# [Written request]
Copy every entry exactly as given, minus the images.

# [Data excerpts]
[Start]
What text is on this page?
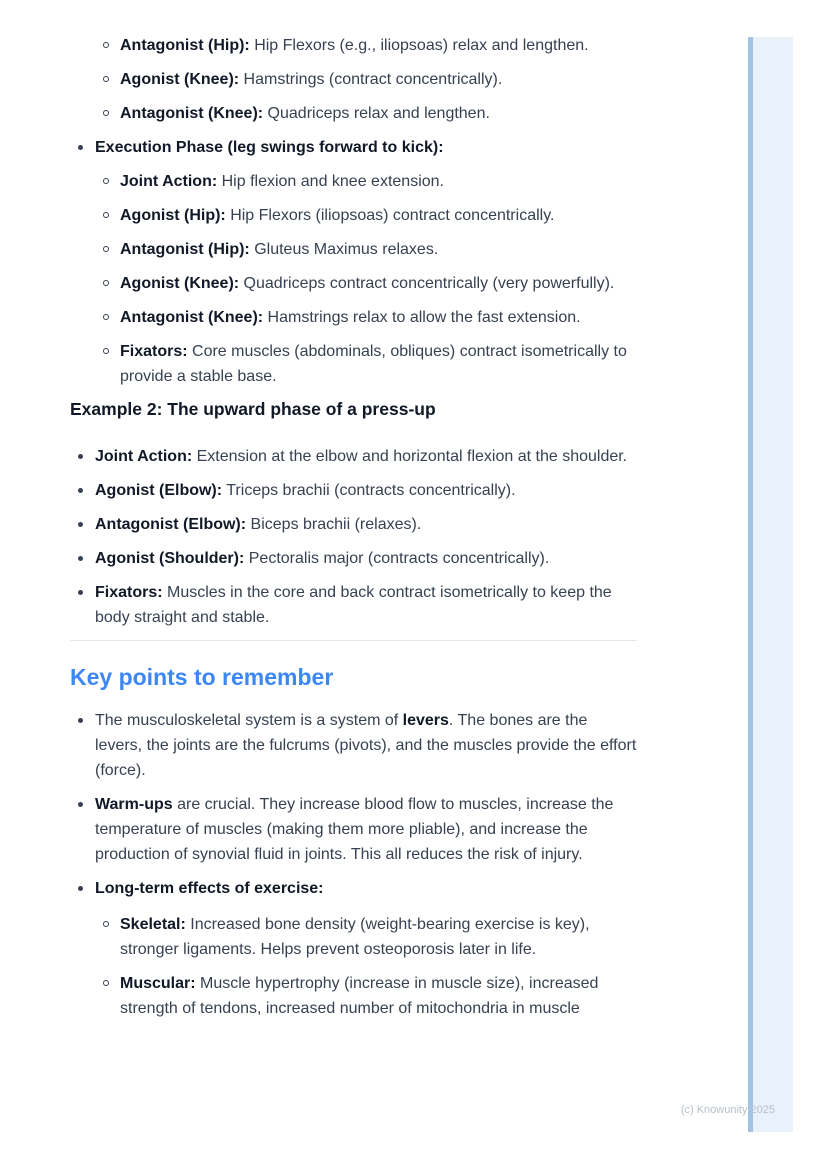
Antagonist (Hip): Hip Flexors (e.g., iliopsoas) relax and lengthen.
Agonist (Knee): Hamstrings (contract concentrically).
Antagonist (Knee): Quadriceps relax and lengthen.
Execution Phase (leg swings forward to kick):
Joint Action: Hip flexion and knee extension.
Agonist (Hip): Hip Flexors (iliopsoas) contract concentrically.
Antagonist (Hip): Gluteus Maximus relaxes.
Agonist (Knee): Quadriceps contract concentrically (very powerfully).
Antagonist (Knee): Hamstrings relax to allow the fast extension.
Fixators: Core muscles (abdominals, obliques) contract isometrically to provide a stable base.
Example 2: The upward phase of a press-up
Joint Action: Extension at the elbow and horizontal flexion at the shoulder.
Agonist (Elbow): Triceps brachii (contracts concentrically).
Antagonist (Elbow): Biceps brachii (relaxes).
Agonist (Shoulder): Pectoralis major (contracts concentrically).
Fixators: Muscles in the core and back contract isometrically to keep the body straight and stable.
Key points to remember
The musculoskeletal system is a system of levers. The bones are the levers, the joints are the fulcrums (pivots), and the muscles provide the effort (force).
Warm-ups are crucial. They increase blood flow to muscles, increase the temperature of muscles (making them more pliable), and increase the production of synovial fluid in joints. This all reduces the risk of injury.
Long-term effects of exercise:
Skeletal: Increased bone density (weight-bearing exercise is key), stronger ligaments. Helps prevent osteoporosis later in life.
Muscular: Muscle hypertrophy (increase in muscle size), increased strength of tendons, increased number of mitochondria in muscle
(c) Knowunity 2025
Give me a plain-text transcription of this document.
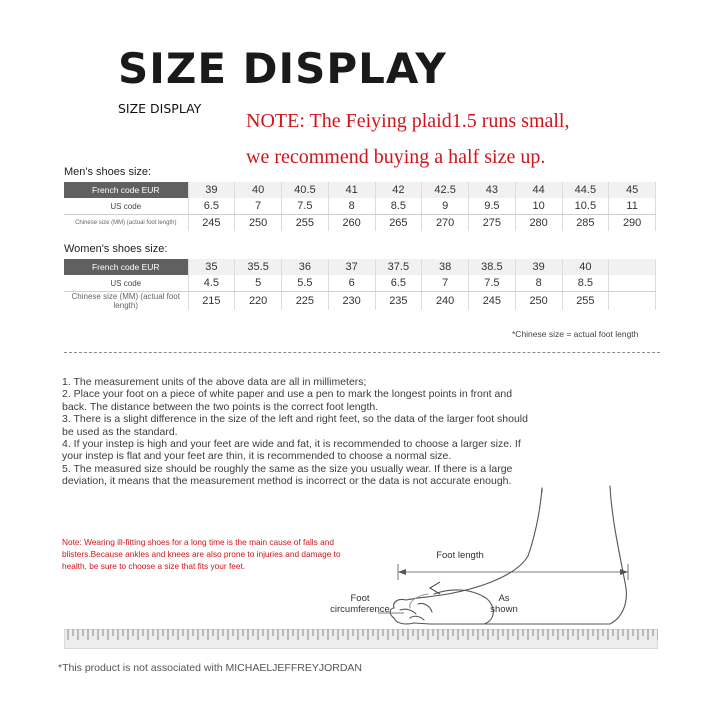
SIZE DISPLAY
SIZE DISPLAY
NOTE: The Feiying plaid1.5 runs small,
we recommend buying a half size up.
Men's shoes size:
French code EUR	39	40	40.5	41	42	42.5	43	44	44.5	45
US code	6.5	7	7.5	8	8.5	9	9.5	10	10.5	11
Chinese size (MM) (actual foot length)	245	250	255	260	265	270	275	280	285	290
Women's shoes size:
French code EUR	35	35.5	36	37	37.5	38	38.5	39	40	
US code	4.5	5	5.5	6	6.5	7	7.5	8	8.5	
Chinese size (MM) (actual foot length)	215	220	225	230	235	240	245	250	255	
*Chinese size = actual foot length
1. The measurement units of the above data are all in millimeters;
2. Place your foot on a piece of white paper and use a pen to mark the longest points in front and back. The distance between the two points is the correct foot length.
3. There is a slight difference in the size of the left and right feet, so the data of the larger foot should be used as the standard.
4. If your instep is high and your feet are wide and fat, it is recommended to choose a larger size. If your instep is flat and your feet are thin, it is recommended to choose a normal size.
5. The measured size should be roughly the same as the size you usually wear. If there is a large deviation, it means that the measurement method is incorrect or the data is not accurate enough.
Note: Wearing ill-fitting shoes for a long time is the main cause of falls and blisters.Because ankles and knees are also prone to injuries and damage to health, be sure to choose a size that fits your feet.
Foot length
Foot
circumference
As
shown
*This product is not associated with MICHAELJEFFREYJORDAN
[End]
# [Completed exercise]
What text is on this page?
Antagonist (Hip): Hip Flexors (e.g., iliopsoas) relax and lengthen.
Agonist (Knee): Hamstrings (contract concentrically).
Antagonist (Knee): Quadriceps relax and lengthen.
Execution Phase (leg swings forward to kick):
Joint Action: Hip flexion and knee extension.
Agonist (Hip): Hip Flexors (iliopsoas) contract concentrically.
Antagonist (Hip): Gluteus Maximus relaxes.
Agonist (Knee): Quadriceps contract concentrically (very powerfully).
Antagonist (Knee): Hamstrings relax to allow the fast extension.
Fixators: Core muscles (abdominals, obliques) contract isometrically to provide a stable base.
Example 2: The upward phase of a press-up
Joint Action: Extension at the elbow and horizontal flexion at the shoulder.
Agonist (Elbow): Triceps brachii (contracts concentrically).
Antagonist (Elbow): Biceps brachii (relaxes).
Agonist (Shoulder): Pectoralis major (contracts concentrically).
Fixators: Muscles in the core and back contract isometrically to keep the body straight and stable.
Key points to remember
The musculoskeletal system is a system of levers. The bones are the levers, the joints are the fulcrums (pivots), and the muscles provide the effort (force).
Warm-ups are crucial. They increase blood flow to muscles, increase the temperature of muscles (making them more pliable), and increase the production of synovial fluid in joints. This all reduces the risk of injury.
Long-term effects of exercise:
Skeletal: Increased bone density (weight-bearing exercise is key), stronger ligaments. Helps prevent osteoporosis later in life.
Muscular: Muscle hypertrophy (increase in muscle size), increased strength of tendons, increased number of mitochondria in muscle
(c) Knowunity 2025
Give me a plain-text transcription of this document.
SIZE DISPLAY
SIZE DISPLAY
NOTE: The Feiying plaid1.5 runs small,
we recommend buying a half size up.
Men's shoes size:
French code EUR	39	40	40.5	41	42	42.5	43	44	44.5	45
US code	6.5	7	7.5	8	8.5	9	9.5	10	10.5	11
Chinese size (MM) (actual foot length)	245	250	255	260	265	270	275	280	285	290
Women's shoes size:
French code EUR	35	35.5	36	37	37.5	38	38.5	39	40	
US code	4.5	5	5.5	6	6.5	7	7.5	8	8.5	
Chinese size (MM) (actual foot length)	215	220	225	230	235	240	245	250	255	
*Chinese size = actual foot length
1. The measurement units of the above data are all in millimeters;
2. Place your foot on a piece of white paper and use a pen to mark the longest points in front and back. The distance between the two points is the correct foot length.
3. There is a slight difference in the size of the left and right feet, so the data of the larger foot should be used as the standard.
4. If your instep is high and your feet are wide and fat, it is recommended to choose a larger size. If your instep is flat and your feet are thin, it is recommended to choose a normal size.
5. The measured size should be roughly the same as the size you usually wear. If there is a large deviation, it means that the measurement method is incorrect or the data is not accurate enough.
Note: Wearing ill-fitting shoes for a long time is the main cause of falls and blisters.Because ankles and knees are also prone to injuries and damage to health, be sure to choose a size that fits your feet.
Foot length
Foot
circumference
As
shown
*This product is not associated with MICHAELJEFFREYJORDAN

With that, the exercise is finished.